— Start Material provided —

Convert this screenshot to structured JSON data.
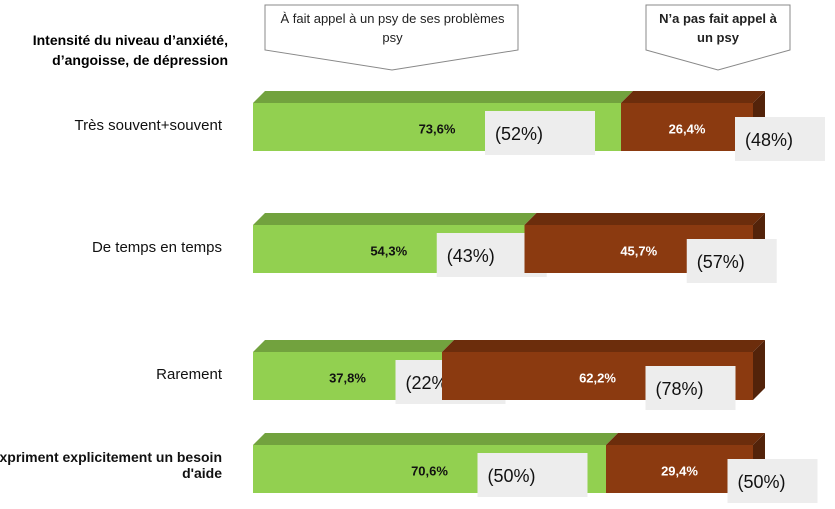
{
  "chart_data": {
    "type": "stacked_bar_3d",
    "title": "Intensité du niveau d’anxiété, d’angoisse, de dépression",
    "categories": [
      "Très souvent+souvent",
      "De temps en temps",
      "Rarement",
      "Expriment explicitement un besoin d'aide"
    ],
    "xlim": [
      0,
      100
    ],
    "series": [
      {
        "name": "À fait appel à un psy de ses problèmes psy",
        "color": "#92d050",
        "values": [
          73.6,
          54.3,
          37.8,
          70.6
        ],
        "value_labels": [
          "73,6%",
          "54,3%",
          "37,8%",
          "70,6%"
        ],
        "bracket_values": [
          52,
          43,
          22,
          50
        ],
        "bracket_labels": [
          "(52%)",
          "(43%)",
          "(22%)",
          "(50%)"
        ]
      },
      {
        "name": "N’a pas fait appel à un psy",
        "color": "#8b3a10",
        "values": [
          26.4,
          45.7,
          62.2,
          29.4
        ],
        "value_labels": [
          "26,4%",
          "45,7%",
          "62,2%",
          "29,4%"
        ],
        "bracket_values": [
          48,
          57,
          78,
          50
        ],
        "bracket_labels": [
          "(48%)",
          "(57%)",
          "(78%)",
          "(50%)"
        ]
      }
    ]
  }
}
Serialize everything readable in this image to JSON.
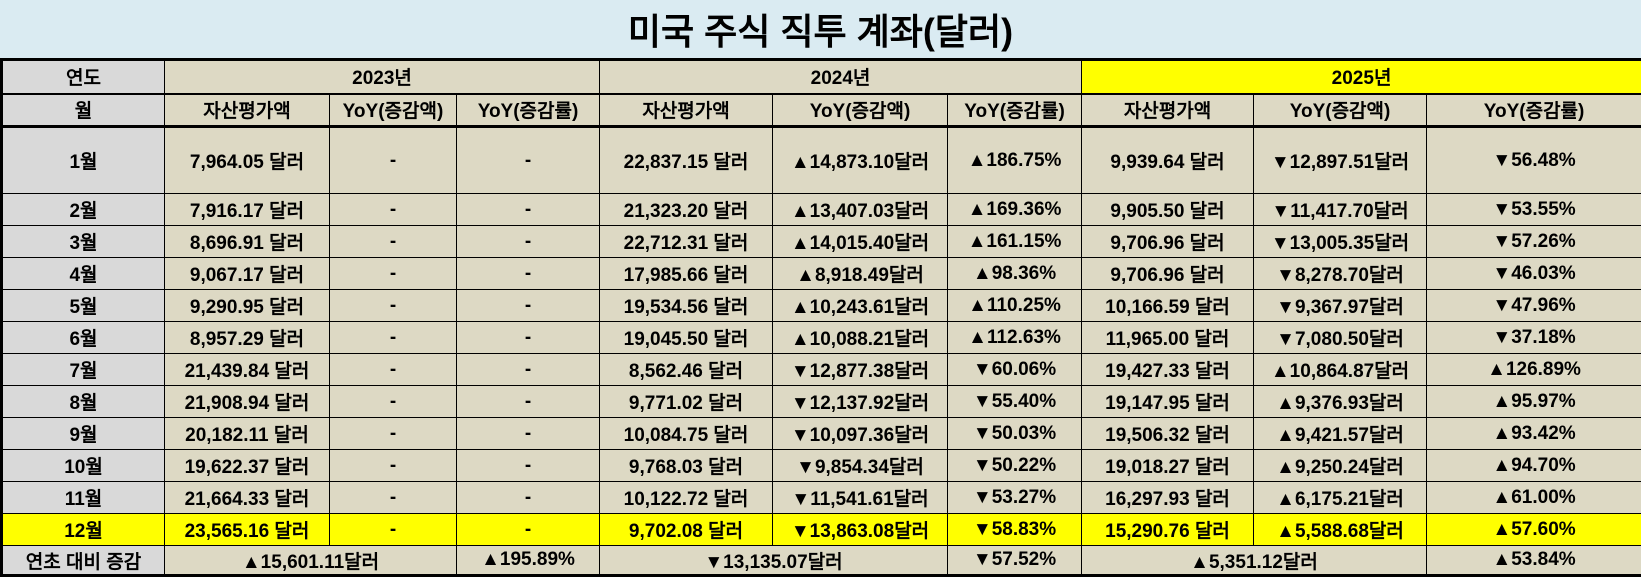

— End Material provided —

To be done: Reproduce the material word for word, minus the images.

Full output:
Convert this screenshot to structured JSON data.
{
  "chart_data": {
    "type": "stacked_bar_3d",
    "title": "Intensité du niveau d’anxiété, d’angoisse, de dépression",
    "categories": [
      "Très souvent+souvent",
      "De temps en temps",
      "Rarement",
      "Expriment explicitement un besoin d'aide"
    ],
    "xlim": [
      0,
      100
    ],
    "series": [
      {
        "name": "À fait appel à un psy de ses problèmes psy",
        "color": "#92d050",
        "values": [
          73.6,
          54.3,
          37.8,
          70.6
        ],
        "value_labels": [
          "73,6%",
          "54,3%",
          "37,8%",
          "70,6%"
        ],
        "bracket_values": [
          52,
          43,
          22,
          50
        ],
        "bracket_labels": [
          "(52%)",
          "(43%)",
          "(22%)",
          "(50%)"
        ]
      },
      {
        "name": "N’a pas fait appel à un psy",
        "color": "#8b3a10",
        "values": [
          26.4,
          45.7,
          62.2,
          29.4
        ],
        "value_labels": [
          "26,4%",
          "45,7%",
          "62,2%",
          "29,4%"
        ],
        "bracket_values": [
          48,
          57,
          78,
          50
        ],
        "bracket_labels": [
          "(48%)",
          "(57%)",
          "(78%)",
          "(50%)"
        ]
      }
    ]
  }
}
Serialize everything readable in this image to JSON.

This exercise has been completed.